++++ Supplied data ++++

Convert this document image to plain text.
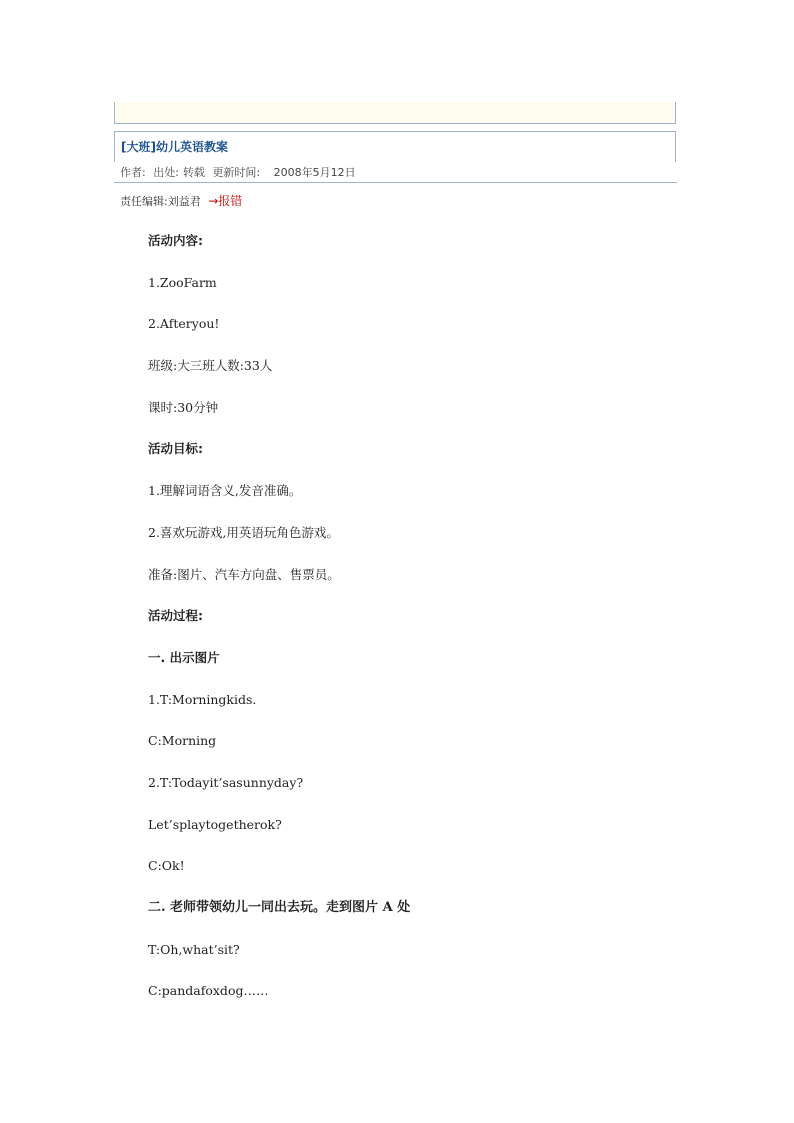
[大班]幼儿英语教案
作者: 出处: 转载 更新时间: 2008年5月12日
责任编辑:刘益君 →报错
活动内容:
1.ZooFarm
2.Afteryou!
班级:大三班人数:33人
课时:30分钟
活动目标:
1.理解词语含义,发音准确。
2.喜欢玩游戏,用英语玩角色游戏。
准备:图片、汽车方向盘、售票员。
活动过程:
一. 出示图片
1.T:Morningkids.
C:Morning
2.T:Todayit’sasunnyday?
Let’splaytogetherok?
C:Ok!
二. 老师带领幼儿一同出去玩。走到图片 A 处
T:Oh,what’sit?
C:pandafoxdog……
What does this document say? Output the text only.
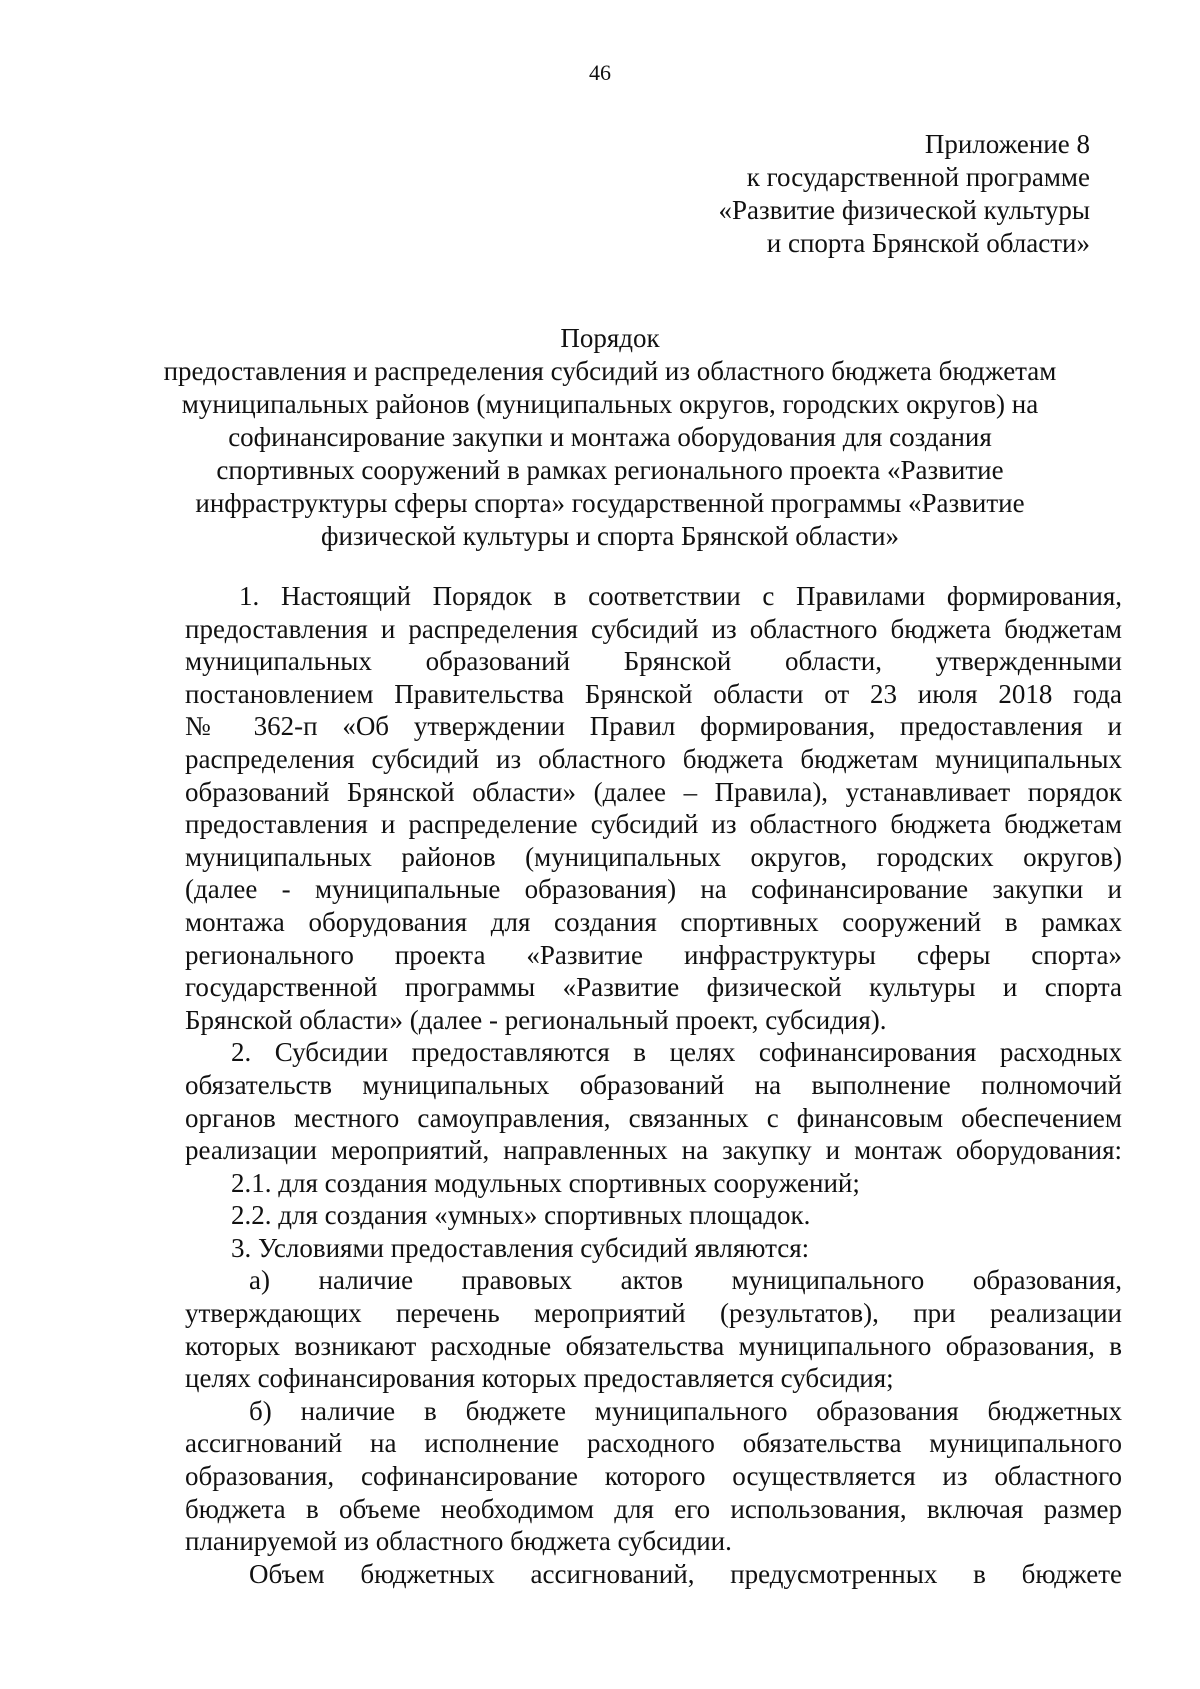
46
Приложение 8
к государственной программе
«Развитие физической культуры
и спорта Брянской области»
Порядок
предоставления и распределения субсидий из областного бюджета бюджетам
муниципальных районов (муниципальных округов, городских округов) на
софинансирование закупки и монтажа оборудования для создания
спортивных сооружений в рамках регионального проекта «Развитие
инфраструктуры сферы спорта» государственной программы «Развитие
физической культуры и спорта Брянской области»
1. Настоящий Порядок в соответствии с Правилами формирования,
предоставления и распределения субсидий из областного бюджета бюджетам
муниципальных образований Брянской области, утвержденными
постановлением Правительства Брянской области от 23 июля 2018 года
№ 362-п «Об утверждении Правил формирования, предоставления и
распределения субсидий из областного бюджета бюджетам муниципальных
образований Брянской области» (далее – Правила), устанавливает порядок
предоставления и распределение субсидий из областного бюджета бюджетам
муниципальных районов (муниципальных округов, городских округов)
(далее - муниципальные образования) на софинансирование закупки и
монтажа оборудования для создания спортивных сооружений в рамках
регионального проекта «Развитие инфраструктуры сферы спорта»
государственной программы «Развитие физической культуры и спорта
Брянской области» (далее - региональный проект, субсидия).
2. Субсидии предоставляются в целях софинансирования расходных
обязательств муниципальных образований на выполнение полномочий
органов местного самоуправления, связанных с финансовым обеспечением
реализации мероприятий, направленных на закупку и монтаж оборудования:
2.1. для создания модульных спортивных сооружений;
2.2. для создания «умных» спортивных площадок.
3. Условиями предоставления субсидий являются:
а) наличие правовых актов муниципального образования,
утверждающих перечень мероприятий (результатов), при реализации
которых возникают расходные обязательства муниципального образования, в
целях софинансирования которых предоставляется субсидия;
б) наличие в бюджете муниципального образования бюджетных
ассигнований на исполнение расходного обязательства муниципального
образования, софинансирование которого осуществляется из областного
бюджета в объеме необходимом для его использования, включая размер
планируемой из областного бюджета субсидии.
Объем бюджетных ассигнований, предусмотренных в бюджете
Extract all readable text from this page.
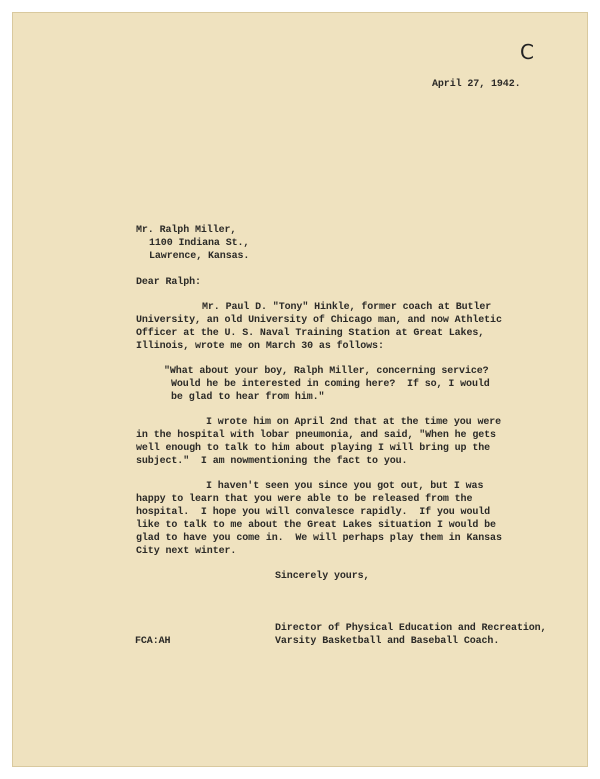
C
April 27, 1942.
Mr. Ralph Miller,
1100 Indiana St.,
Lawrence, Kansas.
Dear Ralph:
Mr. Paul D. "Tony" Hinkle, former coach at Butler
University, an old University of Chicago man, and now Athletic
Officer at the U. S. Naval Training Station at Great Lakes,
Illinois, wrote me on March 30 as follows:
"What about your boy, Ralph Miller, concerning service?
Would he be interested in coming here?  If so, I would
be glad to hear from him."
I wrote him on April 2nd that at the time you were
in the hospital with lobar pneumonia, and said, "When he gets
well enough to talk to him about playing I will bring up the
subject."  I am nowmentioning the fact to you.
I haven't seen you since you got out, but I was
happy to learn that you were able to be released from the
hospital.  I hope you will convalesce rapidly.  If you would
like to talk to me about the Great Lakes situation I would be
glad to have you come in.  We will perhaps play them in Kansas
City next winter.
Sincerely yours,
Director of Physical Education and Recreation,
Varsity Basketball and Baseball Coach.
FCA:AH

++++

Work to be completed: For the entries above, count the lines that contain the string "области", and state that number without further comment.

Solved exercise: 6